• **Task goal**
Copy each line of the material below that includes the string "svchost".

>>>

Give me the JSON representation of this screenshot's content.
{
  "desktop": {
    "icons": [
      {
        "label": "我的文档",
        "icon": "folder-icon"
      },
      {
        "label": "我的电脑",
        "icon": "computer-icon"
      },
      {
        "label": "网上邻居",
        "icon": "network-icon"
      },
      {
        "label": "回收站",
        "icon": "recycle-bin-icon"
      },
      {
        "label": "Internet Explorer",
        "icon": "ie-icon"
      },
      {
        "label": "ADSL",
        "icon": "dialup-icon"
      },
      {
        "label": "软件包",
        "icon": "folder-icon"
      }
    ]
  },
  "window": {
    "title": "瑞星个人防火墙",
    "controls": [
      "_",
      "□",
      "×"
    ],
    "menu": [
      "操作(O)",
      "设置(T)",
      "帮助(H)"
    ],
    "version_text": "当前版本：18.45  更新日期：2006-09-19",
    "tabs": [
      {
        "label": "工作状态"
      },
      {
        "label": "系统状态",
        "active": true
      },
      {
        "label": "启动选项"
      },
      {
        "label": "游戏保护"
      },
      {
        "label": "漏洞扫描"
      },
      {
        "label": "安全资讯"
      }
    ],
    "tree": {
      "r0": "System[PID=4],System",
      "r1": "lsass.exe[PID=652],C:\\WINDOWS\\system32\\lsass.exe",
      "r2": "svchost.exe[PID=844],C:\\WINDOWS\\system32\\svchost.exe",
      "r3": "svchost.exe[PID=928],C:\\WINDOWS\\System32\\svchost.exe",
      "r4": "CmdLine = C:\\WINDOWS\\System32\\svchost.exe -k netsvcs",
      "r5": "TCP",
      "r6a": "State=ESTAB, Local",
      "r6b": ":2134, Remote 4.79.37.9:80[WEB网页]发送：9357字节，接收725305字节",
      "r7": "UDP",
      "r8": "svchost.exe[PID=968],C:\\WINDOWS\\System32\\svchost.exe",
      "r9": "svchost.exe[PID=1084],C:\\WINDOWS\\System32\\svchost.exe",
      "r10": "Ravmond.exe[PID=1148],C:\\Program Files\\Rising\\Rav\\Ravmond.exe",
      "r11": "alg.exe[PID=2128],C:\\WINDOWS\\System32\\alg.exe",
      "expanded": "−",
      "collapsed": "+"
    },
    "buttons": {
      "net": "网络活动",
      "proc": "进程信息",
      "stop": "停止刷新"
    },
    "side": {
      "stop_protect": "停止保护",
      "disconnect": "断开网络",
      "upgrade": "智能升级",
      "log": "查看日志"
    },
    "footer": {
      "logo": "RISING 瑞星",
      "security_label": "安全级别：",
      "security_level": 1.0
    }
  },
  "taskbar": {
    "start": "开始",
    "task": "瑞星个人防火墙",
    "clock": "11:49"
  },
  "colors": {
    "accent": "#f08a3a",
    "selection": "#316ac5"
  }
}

<<<

• **Exercise output**
      "r2": "svchost.exe[PID=844],C:\\WINDOWS\\system32\\svchost.exe",
      "r3": "svchost.exe[PID=928],C:\\WINDOWS\\System32\\svchost.exe",
      "r4": "CmdLine = C:\\WINDOWS\\System32\\svchost.exe -k netsvcs",
      "r8": "svchost.exe[PID=968],C:\\WINDOWS\\System32\\svchost.exe",
      "r9": "svchost.exe[PID=1084],C:\\WINDOWS\\System32\\svchost.exe",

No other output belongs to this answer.